◆ Set exercise ◆
Transcribe the records below exactly as they appear.
***
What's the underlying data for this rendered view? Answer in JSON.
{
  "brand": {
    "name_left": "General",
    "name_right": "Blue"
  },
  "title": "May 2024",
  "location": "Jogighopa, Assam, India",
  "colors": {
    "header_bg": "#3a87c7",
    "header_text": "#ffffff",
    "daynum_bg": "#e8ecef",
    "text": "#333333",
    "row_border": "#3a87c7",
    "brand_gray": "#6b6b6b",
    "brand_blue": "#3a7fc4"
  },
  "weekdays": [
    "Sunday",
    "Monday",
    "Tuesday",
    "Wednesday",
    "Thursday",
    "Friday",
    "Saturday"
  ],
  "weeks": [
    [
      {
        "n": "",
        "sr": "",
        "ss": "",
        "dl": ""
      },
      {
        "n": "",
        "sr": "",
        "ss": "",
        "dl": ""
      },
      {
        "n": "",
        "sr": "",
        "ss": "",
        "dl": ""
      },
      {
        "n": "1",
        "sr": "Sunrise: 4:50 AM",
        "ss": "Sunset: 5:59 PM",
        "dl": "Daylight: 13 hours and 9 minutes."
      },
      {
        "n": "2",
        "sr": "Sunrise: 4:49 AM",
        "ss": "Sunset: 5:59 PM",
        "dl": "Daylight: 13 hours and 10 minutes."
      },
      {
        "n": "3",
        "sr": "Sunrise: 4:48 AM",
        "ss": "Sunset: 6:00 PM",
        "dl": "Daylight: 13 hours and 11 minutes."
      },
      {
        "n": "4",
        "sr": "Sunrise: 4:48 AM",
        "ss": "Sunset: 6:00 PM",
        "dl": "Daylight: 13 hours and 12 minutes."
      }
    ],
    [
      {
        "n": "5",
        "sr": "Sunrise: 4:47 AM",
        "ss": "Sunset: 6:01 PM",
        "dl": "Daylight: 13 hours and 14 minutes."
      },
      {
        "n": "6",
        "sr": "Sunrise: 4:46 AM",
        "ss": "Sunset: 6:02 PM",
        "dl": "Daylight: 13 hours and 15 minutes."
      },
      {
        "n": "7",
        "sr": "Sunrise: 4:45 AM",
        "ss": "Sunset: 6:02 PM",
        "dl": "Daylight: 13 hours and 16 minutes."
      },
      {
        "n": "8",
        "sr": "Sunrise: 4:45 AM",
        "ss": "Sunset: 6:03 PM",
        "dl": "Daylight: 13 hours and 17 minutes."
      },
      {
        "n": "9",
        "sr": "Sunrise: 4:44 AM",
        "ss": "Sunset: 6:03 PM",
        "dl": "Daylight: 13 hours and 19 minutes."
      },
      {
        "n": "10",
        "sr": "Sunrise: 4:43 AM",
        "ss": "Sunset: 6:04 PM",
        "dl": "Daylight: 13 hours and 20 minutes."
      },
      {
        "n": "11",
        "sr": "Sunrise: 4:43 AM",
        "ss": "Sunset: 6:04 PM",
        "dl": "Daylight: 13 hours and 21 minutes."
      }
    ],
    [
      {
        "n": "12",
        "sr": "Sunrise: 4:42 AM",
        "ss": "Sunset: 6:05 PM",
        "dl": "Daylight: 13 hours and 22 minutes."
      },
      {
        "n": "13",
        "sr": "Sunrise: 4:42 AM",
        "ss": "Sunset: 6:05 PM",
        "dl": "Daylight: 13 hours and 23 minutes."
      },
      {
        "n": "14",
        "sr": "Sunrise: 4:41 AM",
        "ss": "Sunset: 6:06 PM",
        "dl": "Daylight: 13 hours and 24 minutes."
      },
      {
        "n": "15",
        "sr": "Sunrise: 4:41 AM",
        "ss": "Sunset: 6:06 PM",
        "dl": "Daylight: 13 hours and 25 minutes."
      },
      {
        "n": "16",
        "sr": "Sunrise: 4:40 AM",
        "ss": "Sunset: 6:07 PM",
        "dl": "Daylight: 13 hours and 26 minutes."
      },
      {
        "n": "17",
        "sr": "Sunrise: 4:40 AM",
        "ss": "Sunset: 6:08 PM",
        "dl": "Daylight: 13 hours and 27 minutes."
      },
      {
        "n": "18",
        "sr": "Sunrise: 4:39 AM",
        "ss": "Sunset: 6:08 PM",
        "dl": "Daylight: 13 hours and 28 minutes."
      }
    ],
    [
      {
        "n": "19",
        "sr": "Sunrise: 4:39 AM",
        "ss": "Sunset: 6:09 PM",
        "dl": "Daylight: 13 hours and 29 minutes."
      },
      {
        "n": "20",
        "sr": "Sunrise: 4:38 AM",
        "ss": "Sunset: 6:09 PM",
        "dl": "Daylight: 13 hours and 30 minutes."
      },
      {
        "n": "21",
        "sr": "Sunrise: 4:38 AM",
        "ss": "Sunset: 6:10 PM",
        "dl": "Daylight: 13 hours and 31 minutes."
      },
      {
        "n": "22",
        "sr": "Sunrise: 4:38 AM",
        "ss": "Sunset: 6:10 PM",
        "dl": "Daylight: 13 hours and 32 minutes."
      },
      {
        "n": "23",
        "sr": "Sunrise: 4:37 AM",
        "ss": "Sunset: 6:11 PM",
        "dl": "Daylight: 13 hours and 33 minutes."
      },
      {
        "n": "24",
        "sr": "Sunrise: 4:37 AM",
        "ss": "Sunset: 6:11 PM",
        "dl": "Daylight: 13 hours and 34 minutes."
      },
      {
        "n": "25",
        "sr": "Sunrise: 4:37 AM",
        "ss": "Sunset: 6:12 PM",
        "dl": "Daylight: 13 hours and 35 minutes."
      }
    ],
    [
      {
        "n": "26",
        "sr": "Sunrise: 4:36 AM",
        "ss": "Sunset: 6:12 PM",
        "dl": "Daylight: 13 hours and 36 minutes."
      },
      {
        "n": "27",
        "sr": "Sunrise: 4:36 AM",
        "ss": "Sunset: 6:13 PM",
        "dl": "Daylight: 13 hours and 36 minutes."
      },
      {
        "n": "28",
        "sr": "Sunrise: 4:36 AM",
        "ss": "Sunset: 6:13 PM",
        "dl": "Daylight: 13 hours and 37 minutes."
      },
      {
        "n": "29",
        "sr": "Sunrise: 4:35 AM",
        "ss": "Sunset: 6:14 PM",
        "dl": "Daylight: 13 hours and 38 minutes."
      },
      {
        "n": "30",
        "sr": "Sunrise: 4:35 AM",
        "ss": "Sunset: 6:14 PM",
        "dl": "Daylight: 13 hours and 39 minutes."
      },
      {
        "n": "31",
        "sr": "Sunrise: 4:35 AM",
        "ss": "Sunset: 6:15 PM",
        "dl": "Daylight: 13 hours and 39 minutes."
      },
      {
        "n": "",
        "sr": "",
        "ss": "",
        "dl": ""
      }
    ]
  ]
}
***
◆ Result ◆
What's the underlying data for this rendered view? Answer in JSON.
{
  "brand": {
    "name_left": "General",
    "name_right": "Blue"
  },
  "title": "May 2024",
  "location": "Jogighopa, Assam, India",
  "colors": {
    "header_bg": "#3a87c7",
    "header_text": "#ffffff",
    "daynum_bg": "#e8ecef",
    "text": "#333333",
    "row_border": "#3a87c7",
    "brand_gray": "#6b6b6b",
    "brand_blue": "#3a7fc4"
  },
  "weekdays": [
    "Sunday",
    "Monday",
    "Tuesday",
    "Wednesday",
    "Thursday",
    "Friday",
    "Saturday"
  ],
  "weeks": [
    [
      {
        "n": "",
        "sr": "",
        "ss": "",
        "dl": ""
      },
      {
        "n": "",
        "sr": "",
        "ss": "",
        "dl": ""
      },
      {
        "n": "",
        "sr": "",
        "ss": "",
        "dl": ""
      },
      {
        "n": "1",
        "sr": "Sunrise: 4:50 AM",
        "ss": "Sunset: 5:59 PM",
        "dl": "Daylight: 13 hours and 9 minutes."
      },
      {
        "n": "2",
        "sr": "Sunrise: 4:49 AM",
        "ss": "Sunset: 5:59 PM",
        "dl": "Daylight: 13 hours and 10 minutes."
      },
      {
        "n": "3",
        "sr": "Sunrise: 4:48 AM",
        "ss": "Sunset: 6:00 PM",
        "dl": "Daylight: 13 hours and 11 minutes."
      },
      {
        "n": "4",
        "sr": "Sunrise: 4:48 AM",
        "ss": "Sunset: 6:00 PM",
        "dl": "Daylight: 13 hours and 12 minutes."
      }
    ],
    [
      {
        "n": "5",
        "sr": "Sunrise: 4:47 AM",
        "ss": "Sunset: 6:01 PM",
        "dl": "Daylight: 13 hours and 14 minutes."
      },
      {
        "n": "6",
        "sr": "Sunrise: 4:46 AM",
        "ss": "Sunset: 6:02 PM",
        "dl": "Daylight: 13 hours and 15 minutes."
      },
      {
        "n": "7",
        "sr": "Sunrise: 4:45 AM",
        "ss": "Sunset: 6:02 PM",
        "dl": "Daylight: 13 hours and 16 minutes."
      },
      {
        "n": "8",
        "sr": "Sunrise: 4:45 AM",
        "ss": "Sunset: 6:03 PM",
        "dl": "Daylight: 13 hours and 17 minutes."
      },
      {
        "n": "9",
        "sr": "Sunrise: 4:44 AM",
        "ss": "Sunset: 6:03 PM",
        "dl": "Daylight: 13 hours and 19 minutes."
      },
      {
        "n": "10",
        "sr": "Sunrise: 4:43 AM",
        "ss": "Sunset: 6:04 PM",
        "dl": "Daylight: 13 hours and 20 minutes."
      },
      {
        "n": "11",
        "sr": "Sunrise: 4:43 AM",
        "ss": "Sunset: 6:04 PM",
        "dl": "Daylight: 13 hours and 21 minutes."
      }
    ],
    [
      {
        "n": "12",
        "sr": "Sunrise: 4:42 AM",
        "ss": "Sunset: 6:05 PM",
        "dl": "Daylight: 13 hours and 22 minutes."
      },
      {
        "n": "13",
        "sr": "Sunrise: 4:42 AM",
        "ss": "Sunset: 6:05 PM",
        "dl": "Daylight: 13 hours and 23 minutes."
      },
      {
        "n": "14",
        "sr": "Sunrise: 4:41 AM",
        "ss": "Sunset: 6:06 PM",
        "dl": "Daylight: 13 hours and 24 minutes."
      },
      {
        "n": "15",
        "sr": "Sunrise: 4:41 AM",
        "ss": "Sunset: 6:06 PM",
        "dl": "Daylight: 13 hours and 25 minutes."
      },
      {
        "n": "16",
        "sr": "Sunrise: 4:40 AM",
        "ss": "Sunset: 6:07 PM",
        "dl": "Daylight: 13 hours and 26 minutes."
      },
      {
        "n": "17",
        "sr": "Sunrise: 4:40 AM",
        "ss": "Sunset: 6:08 PM",
        "dl": "Daylight: 13 hours and 27 minutes."
      },
      {
        "n": "18",
        "sr": "Sunrise: 4:39 AM",
        "ss": "Sunset: 6:08 PM",
        "dl": "Daylight: 13 hours and 28 minutes."
      }
    ],
    [
      {
        "n": "19",
        "sr": "Sunrise: 4:39 AM",
        "ss": "Sunset: 6:09 PM",
        "dl": "Daylight: 13 hours and 29 minutes."
      },
      {
        "n": "20",
        "sr": "Sunrise: 4:38 AM",
        "ss": "Sunset: 6:09 PM",
        "dl": "Daylight: 13 hours and 30 minutes."
      },
      {
        "n": "21",
        "sr": "Sunrise: 4:38 AM",
        "ss": "Sunset: 6:10 PM",
        "dl": "Daylight: 13 hours and 31 minutes."
      },
      {
        "n": "22",
        "sr": "Sunrise: 4:38 AM",
        "ss": "Sunset: 6:10 PM",
        "dl": "Daylight: 13 hours and 32 minutes."
      },
      {
        "n": "23",
        "sr": "Sunrise: 4:37 AM",
        "ss": "Sunset: 6:11 PM",
        "dl": "Daylight: 13 hours and 33 minutes."
      },
      {
        "n": "24",
        "sr": "Sunrise: 4:37 AM",
        "ss": "Sunset: 6:11 PM",
        "dl": "Daylight: 13 hours and 34 minutes."
      },
      {
        "n": "25",
        "sr": "Sunrise: 4:37 AM",
        "ss": "Sunset: 6:12 PM",
        "dl": "Daylight: 13 hours and 35 minutes."
      }
    ],
    [
      {
        "n": "26",
        "sr": "Sunrise: 4:36 AM",
        "ss": "Sunset: 6:12 PM",
        "dl": "Daylight: 13 hours and 36 minutes."
      },
      {
        "n": "27",
        "sr": "Sunrise: 4:36 AM",
        "ss": "Sunset: 6:13 PM",
        "dl": "Daylight: 13 hours and 36 minutes."
      },
      {
        "n": "28",
        "sr": "Sunrise: 4:36 AM",
        "ss": "Sunset: 6:13 PM",
        "dl": "Daylight: 13 hours and 37 minutes."
      },
      {
        "n": "29",
        "sr": "Sunrise: 4:35 AM",
        "ss": "Sunset: 6:14 PM",
        "dl": "Daylight: 13 hours and 38 minutes."
      },
      {
        "n": "30",
        "sr": "Sunrise: 4:35 AM",
        "ss": "Sunset: 6:14 PM",
        "dl": "Daylight: 13 hours and 39 minutes."
      },
      {
        "n": "31",
        "sr": "Sunrise: 4:35 AM",
        "ss": "Sunset: 6:15 PM",
        "dl": "Daylight: 13 hours and 39 minutes."
      },
      {
        "n": "",
        "sr": "",
        "ss": "",
        "dl": ""
      }
    ]
  ]
}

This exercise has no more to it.